What you will do:
Reproduce each line from the records that holds "Aakash".
---------- Records to process
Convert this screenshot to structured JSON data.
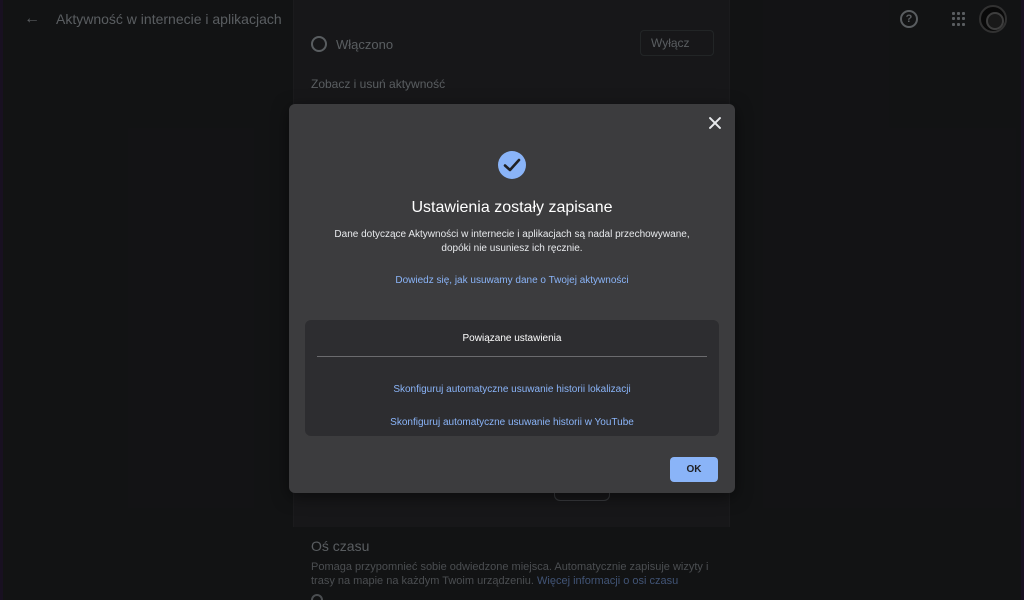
{
  "header": {
    "title": "Aktywność w internecie i aplikacjach"
  },
  "background": {
    "status_label": "Włączono",
    "disable_button": "Wyłącz",
    "activity_link": "Zobacz i usuń aktywność",
    "timeline": {
      "title": "Oś czasu",
      "description": "Pomaga przypomnieć sobie odwiedzone miejsca. Automatycznie zapisuje wizyty i trasy na mapie na każdym Twoim urządzeniu.",
      "more_link": "Więcej informacji o osi czasu"
    }
  },
  "dialog": {
    "title": "Ustawienia zostały zapisane",
    "description": "Dane dotyczące Aktywności w internecie i aplikacjach są nadal przechowywane, dopóki nie usuniesz ich ręcznie.",
    "learn_link": "Dowiedz się, jak usuwamy dane o Twojej aktywności",
    "related": {
      "title": "Powiązane ustawienia",
      "location_link": "Skonfiguruj automatyczne usuwanie historii lokalizacji",
      "youtube_link": "Skonfiguruj automatyczne usuwanie historii w YouTube"
    },
    "ok_label": "OK",
    "close_icon": "close-icon",
    "success_icon": "check-circle-icon"
  },
  "colors": {
    "accent": "#8ab4f8",
    "dialog_bg": "#3c3c3e",
    "page_bg": "#202124"
  }
}
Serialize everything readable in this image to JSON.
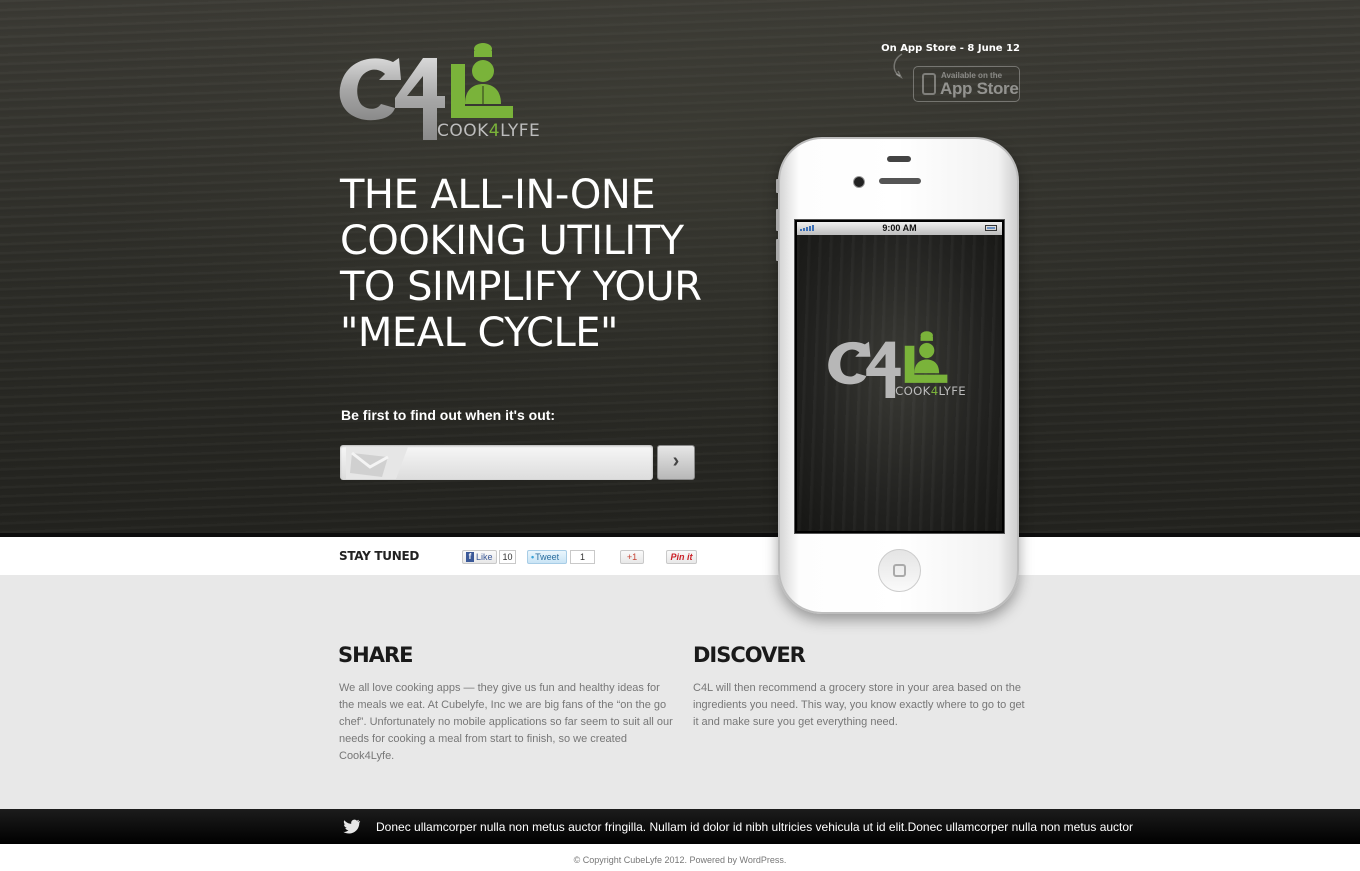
{
  "brand": {
    "logo_mark": "C4L",
    "logo_word": "COOK4LYFE",
    "colors": {
      "green": "#7ab33a",
      "silver": "#b9b9b9"
    }
  },
  "hero": {
    "headline_lines": [
      "THE ALL-IN-ONE",
      "COOKING UTILITY",
      "TO SIMPLIFY YOUR",
      "\"MEAL CYCLE\""
    ],
    "signup_label": "Be first to find out when it's out:",
    "email_placeholder": "",
    "submit_icon": "chevron-right-icon"
  },
  "appstore": {
    "date_text": "On App Store - 8 June 12",
    "badge_small": "Available on the",
    "badge_big": "App Store"
  },
  "share_bar": {
    "title": "STAY TUNED",
    "facebook_label": "Like",
    "facebook_count": "10",
    "twitter_label": "Tweet",
    "twitter_count": "1",
    "gplus_label": "+1",
    "pinterest_label": "Pin it"
  },
  "phone": {
    "status_time": "9:00 AM"
  },
  "features": {
    "share": {
      "title": "SHARE",
      "text": "We all love cooking apps — they give us fun and healthy ideas for the meals we eat. At Cubelyfe, Inc we are big fans of the “on the go chef”. Unfortunately no mobile applications so far seem to suit all our needs for cooking a meal from start to finish, so we created Cook4Lyfe."
    },
    "discover": {
      "title": "DISCOVER",
      "text": "C4L will then recommend a grocery store in your area based on the ingredients you need. This way, you know exactly where to go to get it and make sure you get everything need."
    }
  },
  "twitter": {
    "icon": "twitter-bird-icon",
    "text": "Donec ullamcorper nulla non metus auctor fringilla. Nullam id dolor id nibh ultricies vehicula ut id elit.Donec ullamcorper nulla non metus auctor"
  },
  "footer": {
    "copyright": "© Copyright CubeLyfe 2012. Powered by WordPress."
  }
}
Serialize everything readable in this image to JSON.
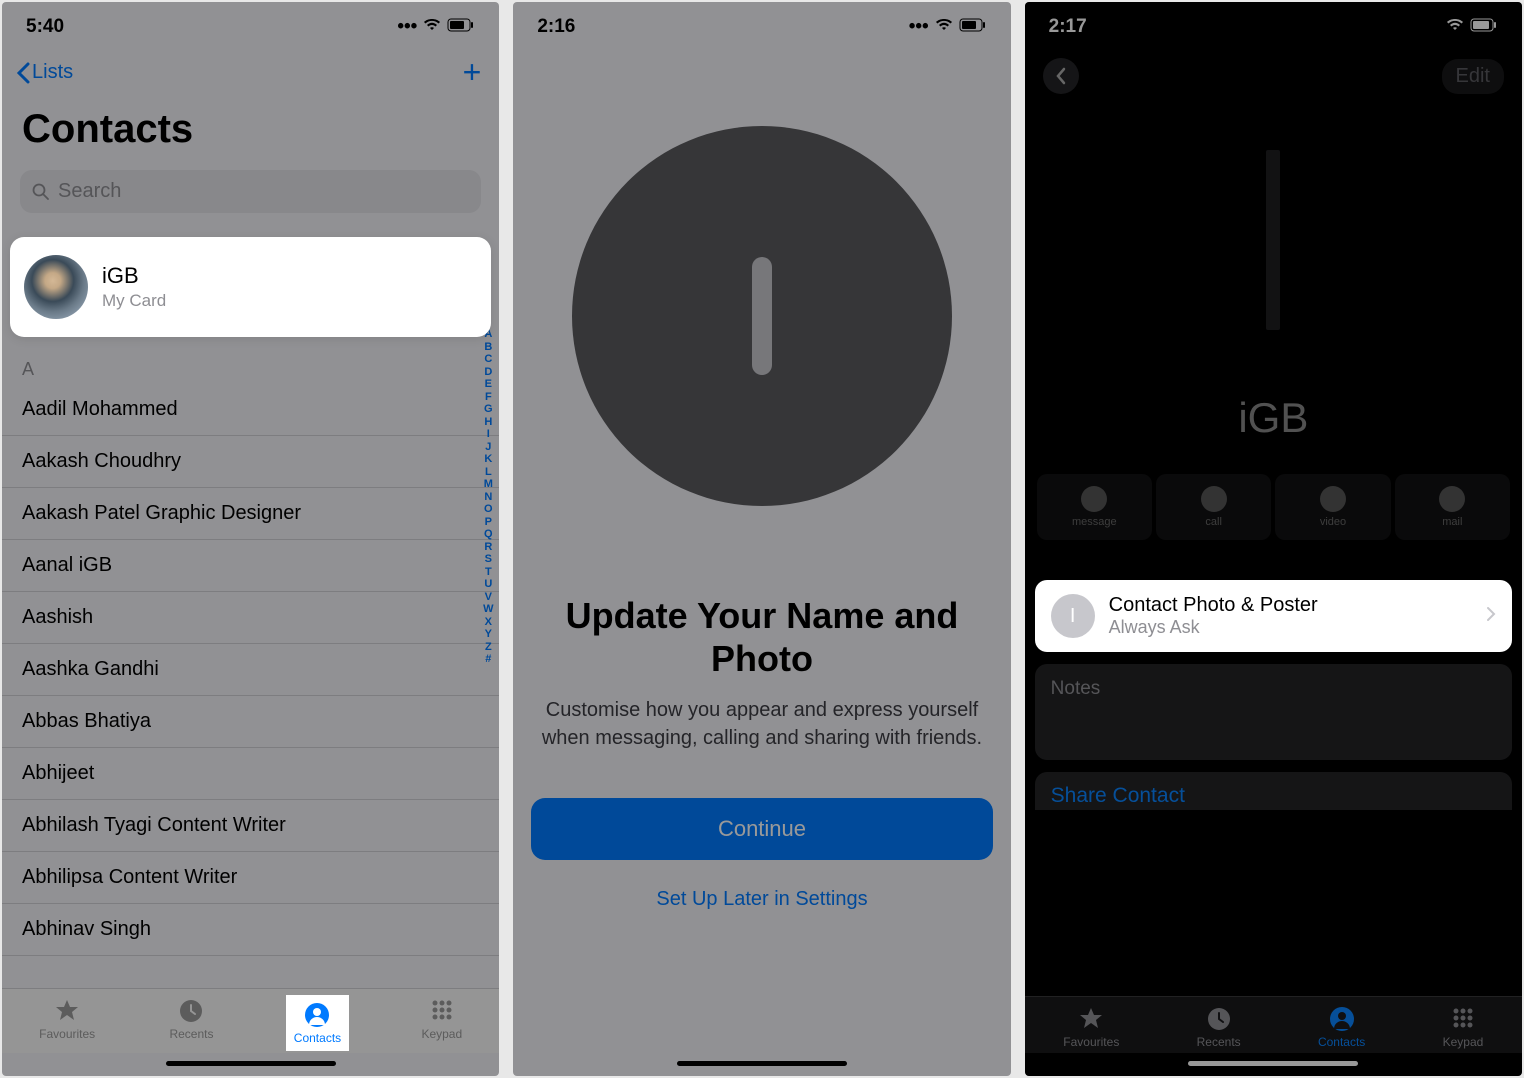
{
  "screen1": {
    "time": "5:40",
    "back_label": "Lists",
    "title": "Contacts",
    "search_placeholder": "Search",
    "my_card": {
      "name": "iGB",
      "sub": "My Card"
    },
    "section": "A",
    "contacts": [
      "Aadil Mohammed",
      "Aakash Choudhry",
      "Aakash Patel Graphic Designer",
      "Aanal iGB",
      "Aashish",
      "Aashka Gandhi",
      "Abbas Bhatiya",
      "Abhijeet",
      "Abhilash Tyagi Content Writer",
      "Abhilipsa Content Writer",
      "Abhinav Singh"
    ],
    "index": [
      "A",
      "B",
      "C",
      "D",
      "E",
      "F",
      "G",
      "H",
      "I",
      "J",
      "K",
      "L",
      "M",
      "N",
      "O",
      "P",
      "Q",
      "R",
      "S",
      "T",
      "U",
      "V",
      "W",
      "X",
      "Y",
      "Z",
      "#"
    ],
    "tabs": {
      "favourites": "Favourites",
      "recents": "Recents",
      "contacts": "Contacts",
      "keypad": "Keypad"
    }
  },
  "screen2": {
    "time": "2:16",
    "title": "Update Your Name and Photo",
    "desc": "Customise how you appear and express yourself when messaging, calling and sharing with friends.",
    "continue": "Continue",
    "later": "Set Up Later in Settings"
  },
  "screen3": {
    "time": "2:17",
    "edit": "Edit",
    "poster_name": "iGB",
    "actions": {
      "message": "message",
      "call": "call",
      "video": "video",
      "mail": "mail"
    },
    "cpp": {
      "initial": "I",
      "title": "Contact Photo & Poster",
      "sub": "Always Ask"
    },
    "notes": "Notes",
    "share": "Share Contact",
    "tabs": {
      "favourites": "Favourites",
      "recents": "Recents",
      "contacts": "Contacts",
      "keypad": "Keypad"
    }
  }
}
--------------------
Exercise response:
      "Aakash Choudhry",
      "Aakash Patel Graphic Designer",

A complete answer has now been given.